Data section:

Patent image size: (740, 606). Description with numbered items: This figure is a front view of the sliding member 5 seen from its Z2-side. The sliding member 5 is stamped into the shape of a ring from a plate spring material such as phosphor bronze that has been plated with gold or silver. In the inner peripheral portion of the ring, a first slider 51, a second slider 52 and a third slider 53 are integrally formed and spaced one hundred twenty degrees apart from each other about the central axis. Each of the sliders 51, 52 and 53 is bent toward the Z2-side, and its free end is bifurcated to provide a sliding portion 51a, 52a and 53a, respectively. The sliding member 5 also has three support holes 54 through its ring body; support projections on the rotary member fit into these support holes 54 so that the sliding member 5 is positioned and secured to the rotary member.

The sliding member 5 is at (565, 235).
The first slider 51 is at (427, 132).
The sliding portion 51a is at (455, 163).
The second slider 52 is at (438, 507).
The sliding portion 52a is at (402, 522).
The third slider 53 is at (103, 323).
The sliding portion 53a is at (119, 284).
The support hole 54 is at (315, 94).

==

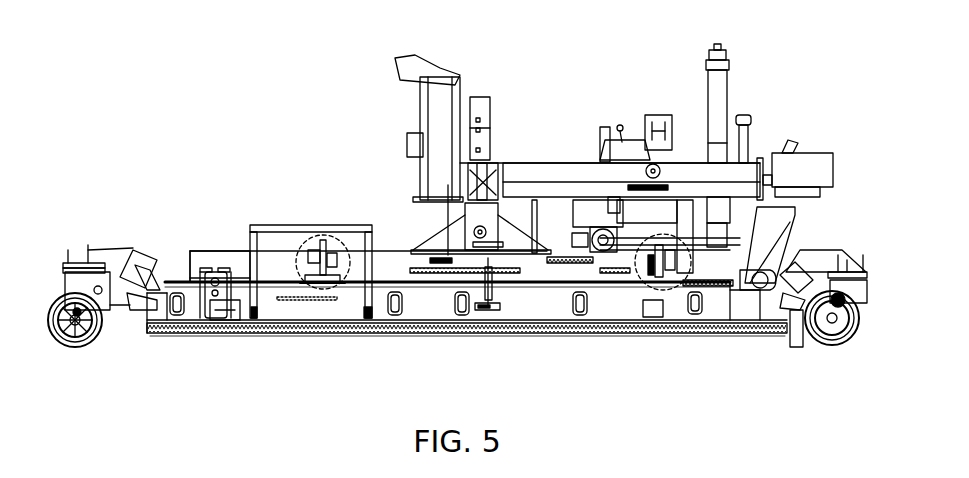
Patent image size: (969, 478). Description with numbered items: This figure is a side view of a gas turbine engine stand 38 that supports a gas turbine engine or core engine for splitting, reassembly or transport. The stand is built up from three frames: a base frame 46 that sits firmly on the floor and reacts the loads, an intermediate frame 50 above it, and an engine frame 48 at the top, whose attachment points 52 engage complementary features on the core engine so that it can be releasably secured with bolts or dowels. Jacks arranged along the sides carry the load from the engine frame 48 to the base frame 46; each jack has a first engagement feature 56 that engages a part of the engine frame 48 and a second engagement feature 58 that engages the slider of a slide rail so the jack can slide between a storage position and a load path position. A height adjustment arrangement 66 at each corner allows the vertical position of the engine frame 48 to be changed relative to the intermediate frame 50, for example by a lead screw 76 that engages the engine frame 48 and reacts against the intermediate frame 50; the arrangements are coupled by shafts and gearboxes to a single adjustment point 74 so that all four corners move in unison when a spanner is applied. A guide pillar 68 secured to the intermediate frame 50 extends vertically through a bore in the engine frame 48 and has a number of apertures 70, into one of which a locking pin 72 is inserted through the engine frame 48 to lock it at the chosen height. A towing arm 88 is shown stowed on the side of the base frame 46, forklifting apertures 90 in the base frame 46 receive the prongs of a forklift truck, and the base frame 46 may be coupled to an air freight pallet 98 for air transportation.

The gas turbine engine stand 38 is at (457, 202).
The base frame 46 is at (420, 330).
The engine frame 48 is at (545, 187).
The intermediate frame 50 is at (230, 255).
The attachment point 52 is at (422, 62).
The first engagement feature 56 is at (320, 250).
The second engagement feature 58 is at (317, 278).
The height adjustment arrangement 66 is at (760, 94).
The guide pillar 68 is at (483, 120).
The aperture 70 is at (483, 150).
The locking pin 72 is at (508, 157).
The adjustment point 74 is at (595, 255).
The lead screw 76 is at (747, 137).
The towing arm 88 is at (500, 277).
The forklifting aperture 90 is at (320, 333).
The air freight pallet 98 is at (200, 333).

Required work: Pick out every line of the records above that contains the word "sliding", and copy each one.

Task result:
Patent image size: (740, 606). Description with numbered items: This figure is a front view of the sliding member 5 seen from its Z2-side. The sliding member 5 is stamped into the shape of a ring from a plate spring material such as phosphor bronze that has been plated with gold or silver. In the inner peripheral portion of the ring, a first slider 51, a second slider 52 and a third slider 53 are integrally formed and spaced one hundred twenty degrees apart from each other about the central axis. Each of the sliders 51, 52 and 53 is bent toward the Z2-side, and its free end is bifurcated to provide a sliding portion 51a, 52a and 53a, respectively. The sliding member 5 also has three support holes 54 through its ring body; support projections on the rotary member fit into these support holes 54 so that the sliding member 5 is positioned and secured to the rotary member.
The sliding member 5 is at (565, 235).
The sliding portion 51a is at (455, 163).
The sliding portion 52a is at (402, 522).
The sliding portion 53a is at (119, 284).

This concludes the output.